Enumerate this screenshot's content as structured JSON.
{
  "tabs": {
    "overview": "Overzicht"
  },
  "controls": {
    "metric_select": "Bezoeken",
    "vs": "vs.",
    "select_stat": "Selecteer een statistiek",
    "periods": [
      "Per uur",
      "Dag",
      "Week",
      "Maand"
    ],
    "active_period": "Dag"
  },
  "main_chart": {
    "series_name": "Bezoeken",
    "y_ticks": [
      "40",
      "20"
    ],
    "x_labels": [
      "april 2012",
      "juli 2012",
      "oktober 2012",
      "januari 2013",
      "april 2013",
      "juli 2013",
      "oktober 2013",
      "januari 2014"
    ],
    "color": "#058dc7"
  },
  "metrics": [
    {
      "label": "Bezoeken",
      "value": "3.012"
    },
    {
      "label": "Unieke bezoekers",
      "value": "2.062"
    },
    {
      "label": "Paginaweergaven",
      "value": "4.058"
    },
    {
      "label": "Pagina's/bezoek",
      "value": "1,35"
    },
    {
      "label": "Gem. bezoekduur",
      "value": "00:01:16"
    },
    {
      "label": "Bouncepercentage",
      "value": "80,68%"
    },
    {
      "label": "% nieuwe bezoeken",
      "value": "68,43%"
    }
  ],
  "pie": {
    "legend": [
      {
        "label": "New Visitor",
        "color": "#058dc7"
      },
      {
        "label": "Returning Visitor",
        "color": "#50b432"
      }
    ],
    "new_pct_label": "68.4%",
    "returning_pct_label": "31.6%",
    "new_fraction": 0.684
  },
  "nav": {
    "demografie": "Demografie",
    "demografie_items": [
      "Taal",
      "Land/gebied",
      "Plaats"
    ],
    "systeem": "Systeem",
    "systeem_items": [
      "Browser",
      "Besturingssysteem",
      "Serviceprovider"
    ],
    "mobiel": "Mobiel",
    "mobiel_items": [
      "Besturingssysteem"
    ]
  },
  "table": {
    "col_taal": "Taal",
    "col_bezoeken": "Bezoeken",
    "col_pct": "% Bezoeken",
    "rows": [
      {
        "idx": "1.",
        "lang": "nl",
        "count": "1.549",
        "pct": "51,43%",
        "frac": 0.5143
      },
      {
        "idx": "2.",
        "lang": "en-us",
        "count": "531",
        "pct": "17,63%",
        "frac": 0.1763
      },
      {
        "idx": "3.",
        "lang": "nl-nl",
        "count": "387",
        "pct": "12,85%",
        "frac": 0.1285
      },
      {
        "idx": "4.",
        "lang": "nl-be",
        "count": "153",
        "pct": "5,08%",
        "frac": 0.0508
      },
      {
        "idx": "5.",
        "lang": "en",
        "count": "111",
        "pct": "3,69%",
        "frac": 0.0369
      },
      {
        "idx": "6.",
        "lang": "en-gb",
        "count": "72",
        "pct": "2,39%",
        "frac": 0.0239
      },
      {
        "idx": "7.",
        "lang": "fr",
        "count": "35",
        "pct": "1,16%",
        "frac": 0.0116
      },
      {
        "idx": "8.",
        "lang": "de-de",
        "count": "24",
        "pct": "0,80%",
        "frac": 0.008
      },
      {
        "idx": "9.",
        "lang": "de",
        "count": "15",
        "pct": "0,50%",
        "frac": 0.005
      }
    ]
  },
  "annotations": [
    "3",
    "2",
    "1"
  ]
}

....

## TASK OBJECTIVE
Reproduce the full listing exactly.

## ANSWER TO THE TASK
Enumerate this screenshot's content as structured JSON.
{
  "tabs": {
    "overview": "Overzicht"
  },
  "controls": {
    "metric_select": "Bezoeken",
    "vs": "vs.",
    "select_stat": "Selecteer een statistiek",
    "periods": [
      "Per uur",
      "Dag",
      "Week",
      "Maand"
    ],
    "active_period": "Dag"
  },
  "main_chart": {
    "series_name": "Bezoeken",
    "y_ticks": [
      "40",
      "20"
    ],
    "x_labels": [
      "april 2012",
      "juli 2012",
      "oktober 2012",
      "januari 2013",
      "april 2013",
      "juli 2013",
      "oktober 2013",
      "januari 2014"
    ],
    "color": "#058dc7"
  },
  "metrics": [
    {
      "label": "Bezoeken",
      "value": "3.012"
    },
    {
      "label": "Unieke bezoekers",
      "value": "2.062"
    },
    {
      "label": "Paginaweergaven",
      "value": "4.058"
    },
    {
      "label": "Pagina's/bezoek",
      "value": "1,35"
    },
    {
      "label": "Gem. bezoekduur",
      "value": "00:01:16"
    },
    {
      "label": "Bouncepercentage",
      "value": "80,68%"
    },
    {
      "label": "% nieuwe bezoeken",
      "value": "68,43%"
    }
  ],
  "pie": {
    "legend": [
      {
        "label": "New Visitor",
        "color": "#058dc7"
      },
      {
        "label": "Returning Visitor",
        "color": "#50b432"
      }
    ],
    "new_pct_label": "68.4%",
    "returning_pct_label": "31.6%",
    "new_fraction": 0.684
  },
  "nav": {
    "demografie": "Demografie",
    "demografie_items": [
      "Taal",
      "Land/gebied",
      "Plaats"
    ],
    "systeem": "Systeem",
    "systeem_items": [
      "Browser",
      "Besturingssysteem",
      "Serviceprovider"
    ],
    "mobiel": "Mobiel",
    "mobiel_items": [
      "Besturingssysteem"
    ]
  },
  "table": {
    "col_taal": "Taal",
    "col_bezoeken": "Bezoeken",
    "col_pct": "% Bezoeken",
    "rows": [
      {
        "idx": "1.",
        "lang": "nl",
        "count": "1.549",
        "pct": "51,43%",
        "frac": 0.5143
      },
      {
        "idx": "2.",
        "lang": "en-us",
        "count": "531",
        "pct": "17,63%",
        "frac": 0.1763
      },
      {
        "idx": "3.",
        "lang": "nl-nl",
        "count": "387",
        "pct": "12,85%",
        "frac": 0.1285
      },
      {
        "idx": "4.",
        "lang": "nl-be",
        "count": "153",
        "pct": "5,08%",
        "frac": 0.0508
      },
      {
        "idx": "5.",
        "lang": "en",
        "count": "111",
        "pct": "3,69%",
        "frac": 0.0369
      },
      {
        "idx": "6.",
        "lang": "en-gb",
        "count": "72",
        "pct": "2,39%",
        "frac": 0.0239
      },
      {
        "idx": "7.",
        "lang": "fr",
        "count": "35",
        "pct": "1,16%",
        "frac": 0.0116
      },
      {
        "idx": "8.",
        "lang": "de-de",
        "count": "24",
        "pct": "0,80%",
        "frac": 0.008
      },
      {
        "idx": "9.",
        "lang": "de",
        "count": "15",
        "pct": "0,50%",
        "frac": 0.005
      }
    ]
  },
  "annotations": [
    "3",
    "2",
    "1"
  ]
}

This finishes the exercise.